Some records

----------

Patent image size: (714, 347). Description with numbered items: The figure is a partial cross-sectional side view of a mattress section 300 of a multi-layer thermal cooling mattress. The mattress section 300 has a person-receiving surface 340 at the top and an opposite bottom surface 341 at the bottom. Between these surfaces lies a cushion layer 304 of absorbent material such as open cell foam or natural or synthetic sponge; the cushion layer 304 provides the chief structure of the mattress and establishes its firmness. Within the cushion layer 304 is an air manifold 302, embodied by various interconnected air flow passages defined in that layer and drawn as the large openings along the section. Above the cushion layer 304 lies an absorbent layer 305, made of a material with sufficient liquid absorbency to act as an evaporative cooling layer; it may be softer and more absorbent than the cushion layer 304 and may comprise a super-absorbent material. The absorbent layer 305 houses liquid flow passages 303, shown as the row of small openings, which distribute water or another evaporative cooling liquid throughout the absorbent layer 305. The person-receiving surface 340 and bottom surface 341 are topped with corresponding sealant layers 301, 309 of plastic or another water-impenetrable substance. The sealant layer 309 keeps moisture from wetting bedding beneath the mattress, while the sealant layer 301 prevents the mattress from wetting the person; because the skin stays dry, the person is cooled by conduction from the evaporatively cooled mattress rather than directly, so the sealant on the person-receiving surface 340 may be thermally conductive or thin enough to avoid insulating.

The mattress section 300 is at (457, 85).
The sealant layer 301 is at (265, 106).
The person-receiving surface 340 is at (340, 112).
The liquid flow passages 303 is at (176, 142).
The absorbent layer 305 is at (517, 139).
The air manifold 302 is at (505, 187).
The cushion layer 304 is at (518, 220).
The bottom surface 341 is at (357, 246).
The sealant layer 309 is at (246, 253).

----------

TASK DETAILS
Switch "side view" to "elevation view" throughout the records and give the lines again, changing nothing else.

TASK RESPONSE
Patent image size: (714, 347). Description with numbered items: The figure is a partial cross-sectional elevation view of a mattress section 300 of a multi-layer thermal cooling mattress. The mattress section 300 has a person-receiving surface 340 at the top and an opposite bottom surface 341 at the bottom. Between these surfaces lies a cushion layer 304 of absorbent material such as open cell foam or natural or synthetic sponge; the cushion layer 304 provides the chief structure of the mattress and establishes its firmness. Within the cushion layer 304 is an air manifold 302, embodied by various interconnected air flow passages defined in that layer and drawn as the large openings along the section. Above the cushion layer 304 lies an absorbent layer 305, made of a material with sufficient liquid absorbency to act as an evaporative cooling layer; it may be softer and more absorbent than the cushion layer 304 and may comprise a super-absorbent material. The absorbent layer 305 houses liquid flow passages 303, shown as the row of small openings, which distribute water or another evaporative cooling liquid throughout the absorbent layer 305. The person-receiving surface 340 and bottom surface 341 are topped with corresponding sealant layers 301, 309 of plastic or another water-impenetrable substance. The sealant layer 309 keeps moisture from wetting bedding beneath the mattress, while the sealant layer 301 prevents the mattress from wetting the person; because the skin stays dry, the person is cooled by conduction from the evaporatively cooled mattress rather than directly, so the sealant on the person-receiving surface 340 may be thermally conductive or thin enough to avoid insulating.

The mattress section 300 is at (457, 85).
The sealant layer 301 is at (265, 106).
The person-receiving surface 340 is at (340, 112).
The liquid flow passages 303 is at (176, 142).
The absorbent layer 305 is at (517, 139).
The air manifold 302 is at (505, 187).
The cushion layer 304 is at (518, 220).
The bottom surface 341 is at (357, 246).
The sealant layer 309 is at (246, 253).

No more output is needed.